---------- LISTED ENTRIES ----------

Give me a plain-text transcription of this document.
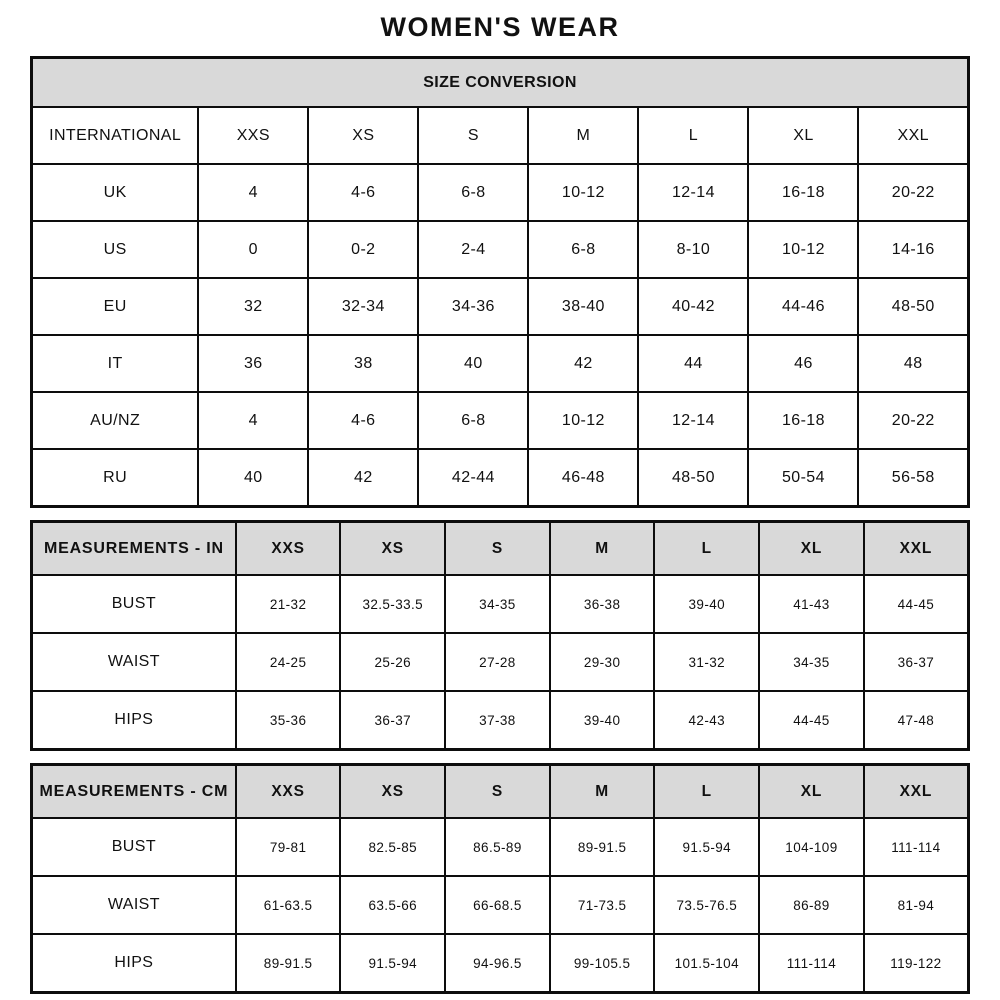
WOMEN'S WEAR
SIZE CONVERSION							
INTERNATIONAL	XXS	XS	S	M	L	XL	XXL
UK	4	4-6	6-8	10-12	12-14	16-18	20-22
US	0	0-2	2-4	6-8	8-10	10-12	14-16
EU	32	32-34	34-36	38-40	40-42	44-46	48-50
IT	36	38	40	42	44	46	48
AU/NZ	4	4-6	6-8	10-12	12-14	16-18	20-22
RU	40	42	42-44	46-48	48-50	50-54	56-58
MEASUREMENTS - IN	XXS	XS	S	M	L	XL	XXL
BUST	21-32	32.5-33.5	34-35	36-38	39-40	41-43	44-45
WAIST	24-25	25-26	27-28	29-30	31-32	34-35	36-37
HIPS	35-36	36-37	37-38	39-40	42-43	44-45	47-48
MEASUREMENTS - CM	XXS	XS	S	M	L	XL	XXL
BUST	79-81	82.5-85	86.5-89	89-91.5	91.5-94	104-109	111-114
WAIST	61-63.5	63.5-66	66-68.5	71-73.5	73.5-76.5	86-89	81-94
HIPS	89-91.5	91.5-94	94-96.5	99-105.5	101.5-104	111-114	119-122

----------

→ TASK TO CARRY OUT: Out of the material above, gather each line where "BUST" appears.

→ EXPECTED ANSWER:
BUST	21-32	32.5-33.5	34-35	36-38	39-40	41-43	44-45
BUST	79-81	82.5-85	86.5-89	89-91.5	91.5-94	104-109	111-114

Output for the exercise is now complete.